> [EXERCISE DIRECTIONS]:
Which lines in the records below contain the word "input"? Copy each of them.

> [PROVIDED DATA]:
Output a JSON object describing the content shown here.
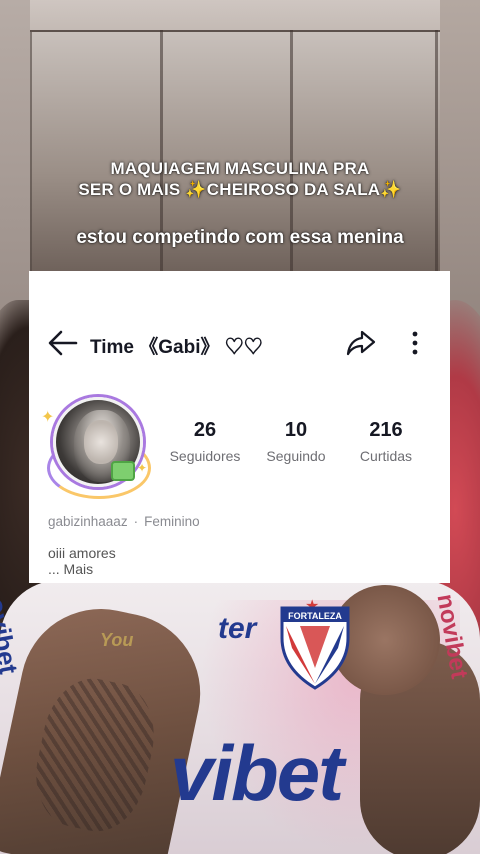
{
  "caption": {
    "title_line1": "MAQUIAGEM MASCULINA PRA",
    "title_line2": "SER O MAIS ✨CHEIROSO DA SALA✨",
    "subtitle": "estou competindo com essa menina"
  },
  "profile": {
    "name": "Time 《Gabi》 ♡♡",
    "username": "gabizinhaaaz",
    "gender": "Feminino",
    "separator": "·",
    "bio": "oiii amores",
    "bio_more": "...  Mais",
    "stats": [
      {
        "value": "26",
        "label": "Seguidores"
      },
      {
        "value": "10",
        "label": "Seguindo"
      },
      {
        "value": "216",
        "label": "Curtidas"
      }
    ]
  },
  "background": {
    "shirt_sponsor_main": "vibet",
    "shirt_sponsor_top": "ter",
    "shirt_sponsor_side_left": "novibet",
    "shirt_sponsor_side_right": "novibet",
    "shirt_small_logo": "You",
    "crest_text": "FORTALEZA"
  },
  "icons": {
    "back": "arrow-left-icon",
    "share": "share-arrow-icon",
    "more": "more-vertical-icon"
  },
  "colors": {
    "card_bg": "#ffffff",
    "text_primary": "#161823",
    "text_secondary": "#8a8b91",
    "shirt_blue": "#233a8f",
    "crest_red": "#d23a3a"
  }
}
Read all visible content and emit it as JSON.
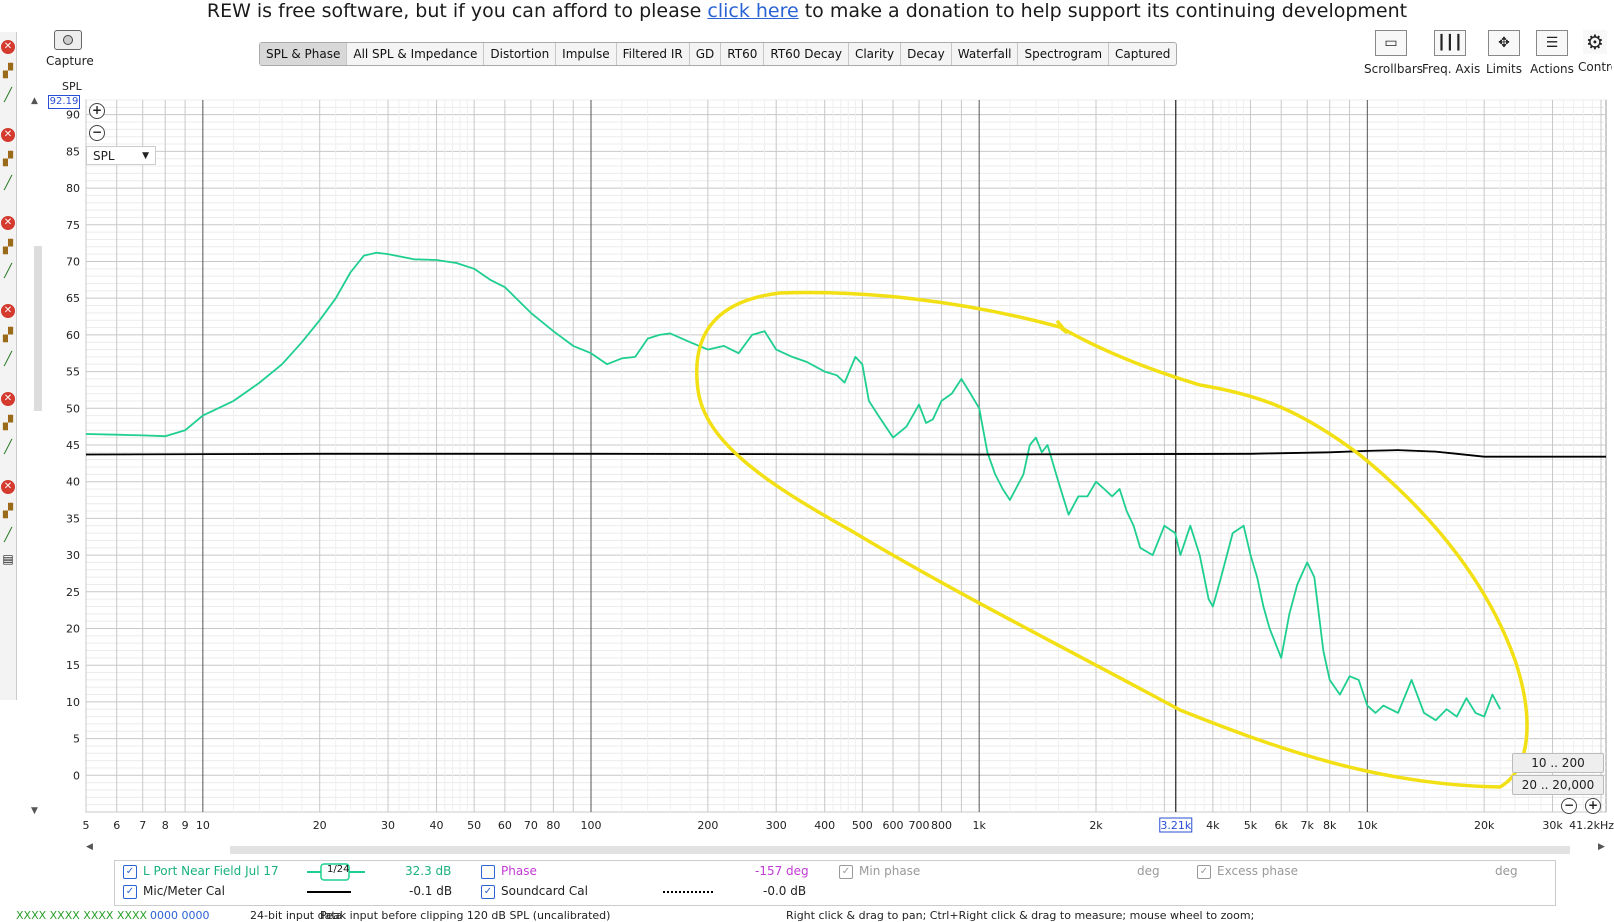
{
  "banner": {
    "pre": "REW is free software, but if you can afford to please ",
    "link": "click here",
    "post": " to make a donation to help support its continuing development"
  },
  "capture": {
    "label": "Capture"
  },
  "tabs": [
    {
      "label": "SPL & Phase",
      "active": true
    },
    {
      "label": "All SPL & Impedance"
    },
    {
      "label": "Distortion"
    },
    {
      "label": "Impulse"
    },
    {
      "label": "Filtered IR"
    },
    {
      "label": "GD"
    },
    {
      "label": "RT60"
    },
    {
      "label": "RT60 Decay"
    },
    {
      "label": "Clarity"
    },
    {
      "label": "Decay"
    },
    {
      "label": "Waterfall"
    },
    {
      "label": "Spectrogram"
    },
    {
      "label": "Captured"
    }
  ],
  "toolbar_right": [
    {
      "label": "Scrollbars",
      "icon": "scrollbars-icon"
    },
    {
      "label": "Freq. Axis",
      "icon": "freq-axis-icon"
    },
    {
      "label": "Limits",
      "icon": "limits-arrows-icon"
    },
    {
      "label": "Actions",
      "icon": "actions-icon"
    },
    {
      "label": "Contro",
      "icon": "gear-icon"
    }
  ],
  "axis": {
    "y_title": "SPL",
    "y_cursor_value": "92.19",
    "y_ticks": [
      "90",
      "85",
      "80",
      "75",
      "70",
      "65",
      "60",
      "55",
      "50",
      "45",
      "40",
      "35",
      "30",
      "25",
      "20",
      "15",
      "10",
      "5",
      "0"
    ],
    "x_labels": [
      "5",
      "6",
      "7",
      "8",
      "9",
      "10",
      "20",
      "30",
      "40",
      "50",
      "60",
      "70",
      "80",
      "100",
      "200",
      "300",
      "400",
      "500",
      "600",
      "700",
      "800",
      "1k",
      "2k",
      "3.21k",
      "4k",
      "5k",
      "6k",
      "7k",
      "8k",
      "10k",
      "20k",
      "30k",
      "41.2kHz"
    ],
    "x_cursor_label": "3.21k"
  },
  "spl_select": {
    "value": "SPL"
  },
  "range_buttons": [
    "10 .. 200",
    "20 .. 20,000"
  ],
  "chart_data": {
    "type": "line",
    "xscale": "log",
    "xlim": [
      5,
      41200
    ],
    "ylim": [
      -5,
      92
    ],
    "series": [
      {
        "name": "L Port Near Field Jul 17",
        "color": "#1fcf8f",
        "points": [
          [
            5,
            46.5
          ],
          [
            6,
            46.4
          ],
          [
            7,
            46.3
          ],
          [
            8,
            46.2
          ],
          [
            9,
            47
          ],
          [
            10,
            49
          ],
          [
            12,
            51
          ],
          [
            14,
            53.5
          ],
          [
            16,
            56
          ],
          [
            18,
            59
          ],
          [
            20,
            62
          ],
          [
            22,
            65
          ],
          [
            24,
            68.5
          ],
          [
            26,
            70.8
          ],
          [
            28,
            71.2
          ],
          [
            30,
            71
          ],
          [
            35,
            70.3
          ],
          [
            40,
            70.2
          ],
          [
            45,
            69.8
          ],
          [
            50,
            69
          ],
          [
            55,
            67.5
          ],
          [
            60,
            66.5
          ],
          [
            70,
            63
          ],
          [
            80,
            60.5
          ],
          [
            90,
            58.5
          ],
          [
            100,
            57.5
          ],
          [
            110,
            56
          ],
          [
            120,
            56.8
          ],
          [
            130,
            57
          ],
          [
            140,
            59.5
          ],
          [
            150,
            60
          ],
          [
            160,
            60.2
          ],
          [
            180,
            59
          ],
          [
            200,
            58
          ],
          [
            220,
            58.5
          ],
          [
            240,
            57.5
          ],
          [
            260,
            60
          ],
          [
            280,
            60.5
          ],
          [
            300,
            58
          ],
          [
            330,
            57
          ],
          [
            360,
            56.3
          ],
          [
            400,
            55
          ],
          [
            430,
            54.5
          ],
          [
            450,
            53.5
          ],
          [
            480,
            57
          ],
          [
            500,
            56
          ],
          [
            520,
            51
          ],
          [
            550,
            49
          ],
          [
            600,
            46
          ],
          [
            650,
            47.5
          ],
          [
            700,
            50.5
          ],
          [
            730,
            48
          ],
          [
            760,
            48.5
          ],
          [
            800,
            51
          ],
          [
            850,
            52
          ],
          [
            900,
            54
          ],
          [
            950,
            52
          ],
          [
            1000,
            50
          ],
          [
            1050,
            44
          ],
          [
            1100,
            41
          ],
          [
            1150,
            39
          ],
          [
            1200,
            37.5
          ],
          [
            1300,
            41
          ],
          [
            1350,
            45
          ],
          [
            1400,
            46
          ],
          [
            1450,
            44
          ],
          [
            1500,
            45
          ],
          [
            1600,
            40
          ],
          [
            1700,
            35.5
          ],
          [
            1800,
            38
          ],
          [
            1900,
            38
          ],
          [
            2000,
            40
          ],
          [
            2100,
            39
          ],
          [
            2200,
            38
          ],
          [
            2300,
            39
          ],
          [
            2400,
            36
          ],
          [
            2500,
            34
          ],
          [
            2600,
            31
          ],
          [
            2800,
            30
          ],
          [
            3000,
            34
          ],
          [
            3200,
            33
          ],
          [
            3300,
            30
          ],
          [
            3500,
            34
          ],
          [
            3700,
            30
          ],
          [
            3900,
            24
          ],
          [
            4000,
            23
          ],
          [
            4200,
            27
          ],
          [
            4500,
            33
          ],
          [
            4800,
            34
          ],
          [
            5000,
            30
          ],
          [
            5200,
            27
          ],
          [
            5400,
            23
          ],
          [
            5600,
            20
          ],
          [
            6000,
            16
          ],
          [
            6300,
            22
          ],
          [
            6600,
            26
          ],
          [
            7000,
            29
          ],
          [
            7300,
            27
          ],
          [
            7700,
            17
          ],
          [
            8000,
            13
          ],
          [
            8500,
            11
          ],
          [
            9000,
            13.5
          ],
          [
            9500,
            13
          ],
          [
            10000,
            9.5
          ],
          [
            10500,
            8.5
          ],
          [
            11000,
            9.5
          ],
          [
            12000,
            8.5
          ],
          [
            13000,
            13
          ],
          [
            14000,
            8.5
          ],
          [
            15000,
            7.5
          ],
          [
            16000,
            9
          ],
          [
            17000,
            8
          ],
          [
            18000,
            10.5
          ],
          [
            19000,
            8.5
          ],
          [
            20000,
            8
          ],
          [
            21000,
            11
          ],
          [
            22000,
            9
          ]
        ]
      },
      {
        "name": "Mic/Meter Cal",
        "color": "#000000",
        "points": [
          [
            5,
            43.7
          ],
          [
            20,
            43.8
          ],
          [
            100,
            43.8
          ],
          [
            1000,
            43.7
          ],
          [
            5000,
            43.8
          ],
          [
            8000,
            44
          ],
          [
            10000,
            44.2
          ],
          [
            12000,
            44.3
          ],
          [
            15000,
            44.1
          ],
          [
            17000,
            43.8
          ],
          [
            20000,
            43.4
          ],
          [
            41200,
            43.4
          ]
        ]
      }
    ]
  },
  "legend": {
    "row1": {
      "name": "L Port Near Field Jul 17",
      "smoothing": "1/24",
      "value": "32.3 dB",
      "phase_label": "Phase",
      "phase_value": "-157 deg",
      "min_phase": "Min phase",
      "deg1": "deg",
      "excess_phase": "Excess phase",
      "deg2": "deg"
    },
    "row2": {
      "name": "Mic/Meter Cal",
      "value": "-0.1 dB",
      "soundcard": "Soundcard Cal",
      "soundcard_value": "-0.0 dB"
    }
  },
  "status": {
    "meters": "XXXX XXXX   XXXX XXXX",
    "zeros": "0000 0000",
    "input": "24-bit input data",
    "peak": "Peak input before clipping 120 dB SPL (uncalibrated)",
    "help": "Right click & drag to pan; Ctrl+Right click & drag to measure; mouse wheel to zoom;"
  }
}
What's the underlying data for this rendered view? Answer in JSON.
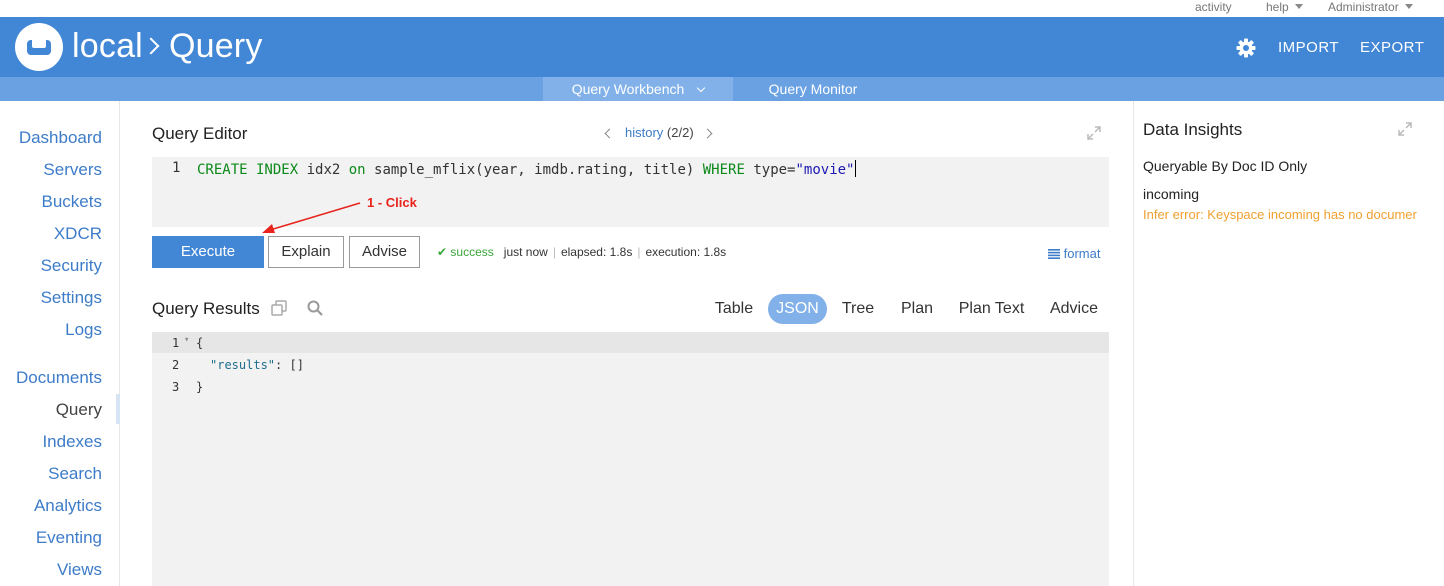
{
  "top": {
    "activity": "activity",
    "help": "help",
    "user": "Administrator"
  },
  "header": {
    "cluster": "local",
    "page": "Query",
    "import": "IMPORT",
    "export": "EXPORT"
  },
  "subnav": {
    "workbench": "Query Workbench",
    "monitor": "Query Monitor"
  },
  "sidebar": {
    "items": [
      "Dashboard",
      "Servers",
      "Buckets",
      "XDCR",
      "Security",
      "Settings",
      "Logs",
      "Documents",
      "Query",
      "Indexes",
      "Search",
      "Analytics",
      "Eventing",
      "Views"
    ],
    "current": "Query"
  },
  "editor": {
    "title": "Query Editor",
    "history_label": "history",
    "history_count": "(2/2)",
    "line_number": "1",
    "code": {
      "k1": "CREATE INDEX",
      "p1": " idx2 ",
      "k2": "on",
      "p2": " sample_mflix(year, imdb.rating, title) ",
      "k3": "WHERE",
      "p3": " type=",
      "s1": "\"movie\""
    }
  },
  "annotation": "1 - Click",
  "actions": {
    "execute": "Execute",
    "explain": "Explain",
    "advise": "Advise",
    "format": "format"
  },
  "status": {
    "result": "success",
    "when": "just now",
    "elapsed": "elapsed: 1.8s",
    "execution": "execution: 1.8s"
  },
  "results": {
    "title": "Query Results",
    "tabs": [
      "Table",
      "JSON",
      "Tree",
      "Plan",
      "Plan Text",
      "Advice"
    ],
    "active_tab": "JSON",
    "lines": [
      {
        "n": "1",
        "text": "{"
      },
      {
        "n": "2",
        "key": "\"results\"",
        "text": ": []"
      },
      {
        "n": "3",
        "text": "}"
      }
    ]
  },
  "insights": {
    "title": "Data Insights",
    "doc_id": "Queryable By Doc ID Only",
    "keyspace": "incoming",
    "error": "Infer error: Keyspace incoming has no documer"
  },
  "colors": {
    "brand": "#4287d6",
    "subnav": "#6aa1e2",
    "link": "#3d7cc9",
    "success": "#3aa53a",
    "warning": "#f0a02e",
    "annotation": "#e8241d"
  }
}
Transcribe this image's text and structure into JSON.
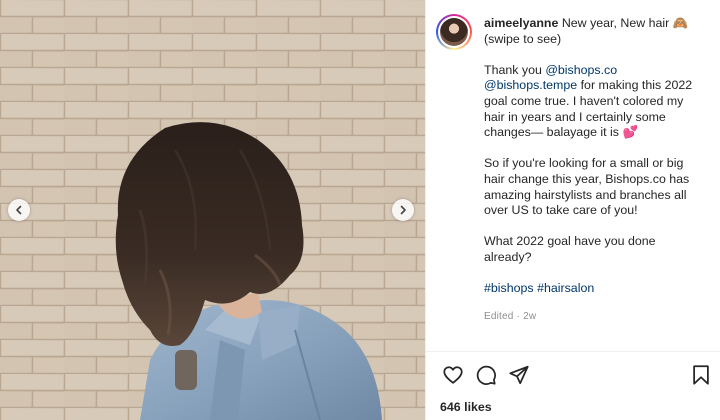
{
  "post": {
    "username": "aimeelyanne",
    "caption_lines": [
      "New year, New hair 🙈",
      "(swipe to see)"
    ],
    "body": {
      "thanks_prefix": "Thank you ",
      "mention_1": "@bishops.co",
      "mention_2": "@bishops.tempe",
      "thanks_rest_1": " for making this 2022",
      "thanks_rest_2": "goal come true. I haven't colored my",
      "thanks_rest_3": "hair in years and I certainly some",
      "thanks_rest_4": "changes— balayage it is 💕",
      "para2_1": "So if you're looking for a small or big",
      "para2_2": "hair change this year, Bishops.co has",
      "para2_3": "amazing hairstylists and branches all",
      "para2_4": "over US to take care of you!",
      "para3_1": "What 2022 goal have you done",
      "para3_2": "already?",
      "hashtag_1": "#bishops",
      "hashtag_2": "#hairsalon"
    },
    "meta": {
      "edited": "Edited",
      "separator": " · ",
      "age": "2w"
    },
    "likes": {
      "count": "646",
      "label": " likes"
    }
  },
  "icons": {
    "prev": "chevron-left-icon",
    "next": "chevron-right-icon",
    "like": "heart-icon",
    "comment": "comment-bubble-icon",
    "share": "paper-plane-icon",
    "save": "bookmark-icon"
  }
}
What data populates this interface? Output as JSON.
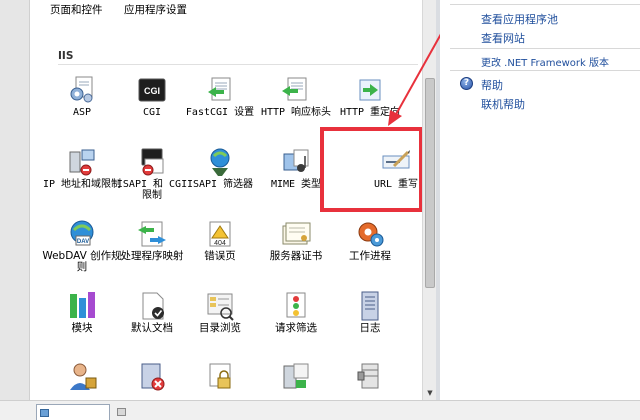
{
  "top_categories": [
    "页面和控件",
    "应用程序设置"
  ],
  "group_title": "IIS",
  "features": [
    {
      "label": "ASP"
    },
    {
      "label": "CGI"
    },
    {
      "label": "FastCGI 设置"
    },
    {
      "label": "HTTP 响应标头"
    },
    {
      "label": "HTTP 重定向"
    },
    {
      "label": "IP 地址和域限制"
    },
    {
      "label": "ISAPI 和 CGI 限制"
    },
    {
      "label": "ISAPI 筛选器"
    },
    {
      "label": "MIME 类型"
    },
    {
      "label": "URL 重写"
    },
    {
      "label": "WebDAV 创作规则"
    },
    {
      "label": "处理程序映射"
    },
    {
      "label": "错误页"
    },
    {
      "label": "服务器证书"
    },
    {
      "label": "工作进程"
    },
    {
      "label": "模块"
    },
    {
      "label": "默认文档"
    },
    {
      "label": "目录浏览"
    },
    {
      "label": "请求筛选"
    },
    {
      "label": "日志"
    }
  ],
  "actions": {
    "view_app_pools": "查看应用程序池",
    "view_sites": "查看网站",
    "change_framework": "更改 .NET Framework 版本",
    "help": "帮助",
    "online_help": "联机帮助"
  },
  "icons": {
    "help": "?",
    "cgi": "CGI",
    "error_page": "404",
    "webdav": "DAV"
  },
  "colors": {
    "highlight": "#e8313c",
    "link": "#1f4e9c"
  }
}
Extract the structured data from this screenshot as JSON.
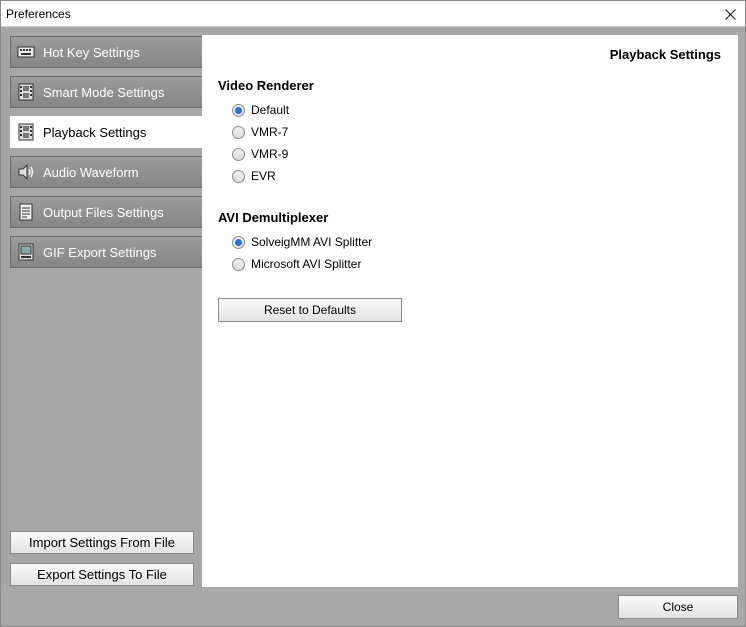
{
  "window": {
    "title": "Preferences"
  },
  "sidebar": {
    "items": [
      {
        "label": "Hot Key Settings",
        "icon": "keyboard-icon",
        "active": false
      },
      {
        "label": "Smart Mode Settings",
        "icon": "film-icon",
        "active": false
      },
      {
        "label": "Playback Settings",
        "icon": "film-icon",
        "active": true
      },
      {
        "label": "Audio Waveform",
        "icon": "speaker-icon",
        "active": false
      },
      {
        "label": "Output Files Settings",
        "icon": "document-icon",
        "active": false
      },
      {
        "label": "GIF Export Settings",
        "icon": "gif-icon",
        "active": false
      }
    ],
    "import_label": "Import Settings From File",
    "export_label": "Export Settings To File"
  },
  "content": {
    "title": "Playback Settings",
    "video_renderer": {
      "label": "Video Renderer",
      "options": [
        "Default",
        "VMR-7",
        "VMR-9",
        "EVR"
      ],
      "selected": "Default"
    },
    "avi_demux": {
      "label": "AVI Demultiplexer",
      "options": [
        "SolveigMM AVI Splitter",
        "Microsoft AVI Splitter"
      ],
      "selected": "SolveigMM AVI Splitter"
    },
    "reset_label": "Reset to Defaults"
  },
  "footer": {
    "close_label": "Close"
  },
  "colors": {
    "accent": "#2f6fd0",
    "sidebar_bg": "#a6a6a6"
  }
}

> [EXPECTED ANSWER]:
    "input": "24-bit input data",
    "peak": "Peak input before clipping 120 dB SPL (uncalibrated)",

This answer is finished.